**WRITTEN EXERCISE**
Print out every record exactly as it appears.

___ GIVEN ENTRIES

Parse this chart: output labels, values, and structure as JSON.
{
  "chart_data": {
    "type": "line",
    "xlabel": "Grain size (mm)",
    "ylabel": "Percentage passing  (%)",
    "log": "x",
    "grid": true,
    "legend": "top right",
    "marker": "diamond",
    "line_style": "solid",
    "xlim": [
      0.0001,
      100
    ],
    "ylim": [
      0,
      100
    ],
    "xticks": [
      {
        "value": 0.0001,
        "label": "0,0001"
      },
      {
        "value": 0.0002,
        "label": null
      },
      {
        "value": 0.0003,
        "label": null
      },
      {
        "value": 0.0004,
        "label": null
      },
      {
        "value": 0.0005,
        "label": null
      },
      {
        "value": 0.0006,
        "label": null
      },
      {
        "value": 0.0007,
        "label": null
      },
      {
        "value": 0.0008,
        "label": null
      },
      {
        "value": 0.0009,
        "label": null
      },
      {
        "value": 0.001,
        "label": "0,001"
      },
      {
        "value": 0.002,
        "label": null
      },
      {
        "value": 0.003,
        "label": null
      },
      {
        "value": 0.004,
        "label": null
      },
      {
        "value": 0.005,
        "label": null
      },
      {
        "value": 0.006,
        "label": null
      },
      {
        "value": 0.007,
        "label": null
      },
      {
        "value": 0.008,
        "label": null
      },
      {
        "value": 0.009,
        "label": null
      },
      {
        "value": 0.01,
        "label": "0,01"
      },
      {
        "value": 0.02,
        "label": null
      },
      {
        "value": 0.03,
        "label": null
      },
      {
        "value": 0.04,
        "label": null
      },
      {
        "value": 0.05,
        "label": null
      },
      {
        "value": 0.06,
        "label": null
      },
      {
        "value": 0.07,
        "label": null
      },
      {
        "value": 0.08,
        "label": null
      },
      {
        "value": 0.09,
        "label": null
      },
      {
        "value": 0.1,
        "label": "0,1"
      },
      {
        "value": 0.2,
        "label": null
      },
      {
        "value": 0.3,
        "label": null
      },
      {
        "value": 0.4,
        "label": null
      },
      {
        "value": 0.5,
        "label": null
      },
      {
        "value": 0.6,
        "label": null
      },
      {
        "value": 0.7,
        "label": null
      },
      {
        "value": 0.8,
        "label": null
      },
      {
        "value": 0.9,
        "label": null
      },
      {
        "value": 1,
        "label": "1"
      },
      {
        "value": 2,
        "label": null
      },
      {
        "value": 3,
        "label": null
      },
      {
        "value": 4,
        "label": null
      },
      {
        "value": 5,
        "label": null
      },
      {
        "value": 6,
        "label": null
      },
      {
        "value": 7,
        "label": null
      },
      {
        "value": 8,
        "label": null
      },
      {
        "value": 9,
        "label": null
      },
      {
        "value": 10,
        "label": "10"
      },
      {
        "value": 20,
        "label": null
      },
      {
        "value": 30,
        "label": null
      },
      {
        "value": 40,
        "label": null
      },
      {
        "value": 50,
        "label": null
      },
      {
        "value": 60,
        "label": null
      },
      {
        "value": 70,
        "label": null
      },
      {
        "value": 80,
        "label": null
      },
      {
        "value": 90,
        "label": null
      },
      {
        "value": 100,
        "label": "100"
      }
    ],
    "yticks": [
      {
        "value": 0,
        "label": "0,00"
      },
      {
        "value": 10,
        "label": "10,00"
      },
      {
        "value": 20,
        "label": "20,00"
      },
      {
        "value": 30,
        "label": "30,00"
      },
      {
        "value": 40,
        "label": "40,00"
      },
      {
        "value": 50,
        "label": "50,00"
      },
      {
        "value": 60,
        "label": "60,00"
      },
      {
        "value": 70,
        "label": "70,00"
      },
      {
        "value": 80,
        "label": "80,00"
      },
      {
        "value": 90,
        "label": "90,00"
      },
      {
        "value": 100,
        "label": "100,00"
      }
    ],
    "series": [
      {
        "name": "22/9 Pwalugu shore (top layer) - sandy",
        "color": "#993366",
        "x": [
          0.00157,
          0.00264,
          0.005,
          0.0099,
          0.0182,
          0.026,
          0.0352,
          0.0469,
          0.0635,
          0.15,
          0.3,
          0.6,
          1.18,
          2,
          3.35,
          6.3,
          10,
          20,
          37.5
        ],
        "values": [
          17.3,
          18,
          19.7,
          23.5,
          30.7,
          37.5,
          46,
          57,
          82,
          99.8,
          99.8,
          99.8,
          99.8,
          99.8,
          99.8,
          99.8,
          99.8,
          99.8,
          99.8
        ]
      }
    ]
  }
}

______

**WORKED SOLUTION**
Parse this chart: output labels, values, and structure as JSON.
{
  "chart_data": {
    "type": "line",
    "xlabel": "Grain size (mm)",
    "ylabel": "Percentage passing  (%)",
    "log": "x",
    "grid": true,
    "legend": "top right",
    "marker": "diamond",
    "line_style": "solid",
    "xlim": [
      0.0001,
      100
    ],
    "ylim": [
      0,
      100
    ],
    "xticks": [
      {
        "value": 0.0001,
        "label": "0,0001"
      },
      {
        "value": 0.0002,
        "label": null
      },
      {
        "value": 0.0003,
        "label": null
      },
      {
        "value": 0.0004,
        "label": null
      },
      {
        "value": 0.0005,
        "label": null
      },
      {
        "value": 0.0006,
        "label": null
      },
      {
        "value": 0.0007,
        "label": null
      },
      {
        "value": 0.0008,
        "label": null
      },
      {
        "value": 0.0009,
        "label": null
      },
      {
        "value": 0.001,
        "label": "0,001"
      },
      {
        "value": 0.002,
        "label": null
      },
      {
        "value": 0.003,
        "label": null
      },
      {
        "value": 0.004,
        "label": null
      },
      {
        "value": 0.005,
        "label": null
      },
      {
        "value": 0.006,
        "label": null
      },
      {
        "value": 0.007,
        "label": null
      },
      {
        "value": 0.008,
        "label": null
      },
      {
        "value": 0.009,
        "label": null
      },
      {
        "value": 0.01,
        "label": "0,01"
      },
      {
        "value": 0.02,
        "label": null
      },
      {
        "value": 0.03,
        "label": null
      },
      {
        "value": 0.04,
        "label": null
      },
      {
        "value": 0.05,
        "label": null
      },
      {
        "value": 0.06,
        "label": null
      },
      {
        "value": 0.07,
        "label": null
      },
      {
        "value": 0.08,
        "label": null
      },
      {
        "value": 0.09,
        "label": null
      },
      {
        "value": 0.1,
        "label": "0,1"
      },
      {
        "value": 0.2,
        "label": null
      },
      {
        "value": 0.3,
        "label": null
      },
      {
        "value": 0.4,
        "label": null
      },
      {
        "value": 0.5,
        "label": null
      },
      {
        "value": 0.6,
        "label": null
      },
      {
        "value": 0.7,
        "label": null
      },
      {
        "value": 0.8,
        "label": null
      },
      {
        "value": 0.9,
        "label": null
      },
      {
        "value": 1,
        "label": "1"
      },
      {
        "value": 2,
        "label": null
      },
      {
        "value": 3,
        "label": null
      },
      {
        "value": 4,
        "label": null
      },
      {
        "value": 5,
        "label": null
      },
      {
        "value": 6,
        "label": null
      },
      {
        "value": 7,
        "label": null
      },
      {
        "value": 8,
        "label": null
      },
      {
        "value": 9,
        "label": null
      },
      {
        "value": 10,
        "label": "10"
      },
      {
        "value": 20,
        "label": null
      },
      {
        "value": 30,
        "label": null
      },
      {
        "value": 40,
        "label": null
      },
      {
        "value": 50,
        "label": null
      },
      {
        "value": 60,
        "label": null
      },
      {
        "value": 70,
        "label": null
      },
      {
        "value": 80,
        "label": null
      },
      {
        "value": 90,
        "label": null
      },
      {
        "value": 100,
        "label": "100"
      }
    ],
    "yticks": [
      {
        "value": 0,
        "label": "0,00"
      },
      {
        "value": 10,
        "label": "10,00"
      },
      {
        "value": 20,
        "label": "20,00"
      },
      {
        "value": 30,
        "label": "30,00"
      },
      {
        "value": 40,
        "label": "40,00"
      },
      {
        "value": 50,
        "label": "50,00"
      },
      {
        "value": 60,
        "label": "60,00"
      },
      {
        "value": 70,
        "label": "70,00"
      },
      {
        "value": 80,
        "label": "80,00"
      },
      {
        "value": 90,
        "label": "90,00"
      },
      {
        "value": 100,
        "label": "100,00"
      }
    ],
    "series": [
      {
        "name": "22/9 Pwalugu shore (top layer) - sandy",
        "color": "#993366",
        "x": [
          0.00157,
          0.00264,
          0.005,
          0.0099,
          0.0182,
          0.026,
          0.0352,
          0.0469,
          0.0635,
          0.15,
          0.3,
          0.6,
          1.18,
          2,
          3.35,
          6.3,
          10,
          20,
          37.5
        ],
        "values": [
          17.3,
          18,
          19.7,
          23.5,
          30.7,
          37.5,
          46,
          57,
          82,
          99.8,
          99.8,
          99.8,
          99.8,
          99.8,
          99.8,
          99.8,
          99.8,
          99.8,
          99.8
        ]
      }
    ]
  }
}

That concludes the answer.